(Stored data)
┏━━

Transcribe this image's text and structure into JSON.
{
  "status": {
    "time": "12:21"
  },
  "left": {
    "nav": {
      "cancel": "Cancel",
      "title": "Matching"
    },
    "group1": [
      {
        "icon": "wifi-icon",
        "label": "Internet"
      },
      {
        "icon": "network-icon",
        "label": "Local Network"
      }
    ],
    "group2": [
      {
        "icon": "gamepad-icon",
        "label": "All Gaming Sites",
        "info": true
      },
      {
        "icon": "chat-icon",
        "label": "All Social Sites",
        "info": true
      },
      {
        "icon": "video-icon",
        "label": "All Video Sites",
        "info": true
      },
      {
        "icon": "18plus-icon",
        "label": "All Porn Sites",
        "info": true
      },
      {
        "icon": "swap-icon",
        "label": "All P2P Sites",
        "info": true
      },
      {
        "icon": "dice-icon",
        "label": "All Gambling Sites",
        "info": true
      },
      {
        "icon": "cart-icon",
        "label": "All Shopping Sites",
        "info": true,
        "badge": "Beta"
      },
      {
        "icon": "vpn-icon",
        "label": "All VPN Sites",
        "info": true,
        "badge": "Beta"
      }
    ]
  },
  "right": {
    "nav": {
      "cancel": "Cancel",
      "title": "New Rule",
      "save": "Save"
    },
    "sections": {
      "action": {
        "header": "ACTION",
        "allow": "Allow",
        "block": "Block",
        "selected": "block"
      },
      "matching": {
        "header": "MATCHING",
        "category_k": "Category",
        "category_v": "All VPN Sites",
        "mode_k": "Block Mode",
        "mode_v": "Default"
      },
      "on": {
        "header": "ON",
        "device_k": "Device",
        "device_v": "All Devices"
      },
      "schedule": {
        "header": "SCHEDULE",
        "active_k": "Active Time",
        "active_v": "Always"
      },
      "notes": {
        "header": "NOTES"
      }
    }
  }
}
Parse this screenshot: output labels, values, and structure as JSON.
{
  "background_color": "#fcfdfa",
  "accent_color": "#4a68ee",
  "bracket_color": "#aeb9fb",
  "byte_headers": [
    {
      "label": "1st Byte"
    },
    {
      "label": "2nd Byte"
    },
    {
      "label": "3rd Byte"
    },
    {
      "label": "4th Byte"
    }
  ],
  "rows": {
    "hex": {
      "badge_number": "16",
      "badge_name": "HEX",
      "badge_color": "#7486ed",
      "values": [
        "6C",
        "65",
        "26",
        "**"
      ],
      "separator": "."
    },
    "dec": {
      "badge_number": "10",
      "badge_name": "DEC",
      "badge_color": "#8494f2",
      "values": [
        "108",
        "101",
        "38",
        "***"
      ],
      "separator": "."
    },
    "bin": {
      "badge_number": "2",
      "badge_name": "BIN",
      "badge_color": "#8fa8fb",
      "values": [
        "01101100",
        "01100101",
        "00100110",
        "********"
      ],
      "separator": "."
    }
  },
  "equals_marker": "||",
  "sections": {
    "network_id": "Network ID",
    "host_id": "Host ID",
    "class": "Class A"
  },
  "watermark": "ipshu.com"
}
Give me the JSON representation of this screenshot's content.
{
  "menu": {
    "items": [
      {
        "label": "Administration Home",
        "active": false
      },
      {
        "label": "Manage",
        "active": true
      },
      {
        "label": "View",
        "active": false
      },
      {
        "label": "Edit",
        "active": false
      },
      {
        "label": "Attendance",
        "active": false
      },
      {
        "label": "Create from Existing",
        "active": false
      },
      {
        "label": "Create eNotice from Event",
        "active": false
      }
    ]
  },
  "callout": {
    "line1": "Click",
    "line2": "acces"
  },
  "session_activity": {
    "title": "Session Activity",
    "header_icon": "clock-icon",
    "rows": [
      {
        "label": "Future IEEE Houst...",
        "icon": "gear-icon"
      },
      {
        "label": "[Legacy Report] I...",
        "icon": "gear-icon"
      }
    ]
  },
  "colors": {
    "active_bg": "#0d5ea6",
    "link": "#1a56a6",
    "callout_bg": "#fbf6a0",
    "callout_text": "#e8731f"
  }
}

┗━━

◆ Written request: Word for word, write out all of the data above.

◆ Reply to the task:
Transcribe this image's text and structure into JSON.
{
  "status": {
    "time": "12:21"
  },
  "left": {
    "nav": {
      "cancel": "Cancel",
      "title": "Matching"
    },
    "group1": [
      {
        "icon": "wifi-icon",
        "label": "Internet"
      },
      {
        "icon": "network-icon",
        "label": "Local Network"
      }
    ],
    "group2": [
      {
        "icon": "gamepad-icon",
        "label": "All Gaming Sites",
        "info": true
      },
      {
        "icon": "chat-icon",
        "label": "All Social Sites",
        "info": true
      },
      {
        "icon": "video-icon",
        "label": "All Video Sites",
        "info": true
      },
      {
        "icon": "18plus-icon",
        "label": "All Porn Sites",
        "info": true
      },
      {
        "icon": "swap-icon",
        "label": "All P2P Sites",
        "info": true
      },
      {
        "icon": "dice-icon",
        "label": "All Gambling Sites",
        "info": true
      },
      {
        "icon": "cart-icon",
        "label": "All Shopping Sites",
        "info": true,
        "badge": "Beta"
      },
      {
        "icon": "vpn-icon",
        "label": "All VPN Sites",
        "info": true,
        "badge": "Beta"
      }
    ]
  },
  "right": {
    "nav": {
      "cancel": "Cancel",
      "title": "New Rule",
      "save": "Save"
    },
    "sections": {
      "action": {
        "header": "ACTION",
        "allow": "Allow",
        "block": "Block",
        "selected": "block"
      },
      "matching": {
        "header": "MATCHING",
        "category_k": "Category",
        "category_v": "All VPN Sites",
        "mode_k": "Block Mode",
        "mode_v": "Default"
      },
      "on": {
        "header": "ON",
        "device_k": "Device",
        "device_v": "All Devices"
      },
      "schedule": {
        "header": "SCHEDULE",
        "active_k": "Active Time",
        "active_v": "Always"
      },
      "notes": {
        "header": "NOTES"
      }
    }
  }
}
Parse this screenshot: output labels, values, and structure as JSON.
{
  "background_color": "#fcfdfa",
  "accent_color": "#4a68ee",
  "bracket_color": "#aeb9fb",
  "byte_headers": [
    {
      "label": "1st Byte"
    },
    {
      "label": "2nd Byte"
    },
    {
      "label": "3rd Byte"
    },
    {
      "label": "4th Byte"
    }
  ],
  "rows": {
    "hex": {
      "badge_number": "16",
      "badge_name": "HEX",
      "badge_color": "#7486ed",
      "values": [
        "6C",
        "65",
        "26",
        "**"
      ],
      "separator": "."
    },
    "dec": {
      "badge_number": "10",
      "badge_name": "DEC",
      "badge_color": "#8494f2",
      "values": [
        "108",
        "101",
        "38",
        "***"
      ],
      "separator": "."
    },
    "bin": {
      "badge_number": "2",
      "badge_name": "BIN",
      "badge_color": "#8fa8fb",
      "values": [
        "01101100",
        "01100101",
        "00100110",
        "********"
      ],
      "separator": "."
    }
  },
  "equals_marker": "||",
  "sections": {
    "network_id": "Network ID",
    "host_id": "Host ID",
    "class": "Class A"
  },
  "watermark": "ipshu.com"
}
Give me the JSON representation of this screenshot's content.
{
  "menu": {
    "items": [
      {
        "label": "Administration Home",
        "active": false
      },
      {
        "label": "Manage",
        "active": true
      },
      {
        "label": "View",
        "active": false
      },
      {
        "label": "Edit",
        "active": false
      },
      {
        "label": "Attendance",
        "active": false
      },
      {
        "label": "Create from Existing",
        "active": false
      },
      {
        "label": "Create eNotice from Event",
        "active": false
      }
    ]
  },
  "callout": {
    "line1": "Click",
    "line2": "acces"
  },
  "session_activity": {
    "title": "Session Activity",
    "header_icon": "clock-icon",
    "rows": [
      {
        "label": "Future IEEE Houst...",
        "icon": "gear-icon"
      },
      {
        "label": "[Legacy Report] I...",
        "icon": "gear-icon"
      }
    ]
  },
  "colors": {
    "active_bg": "#0d5ea6",
    "link": "#1a56a6",
    "callout_bg": "#fbf6a0",
    "callout_text": "#e8731f"
  }
}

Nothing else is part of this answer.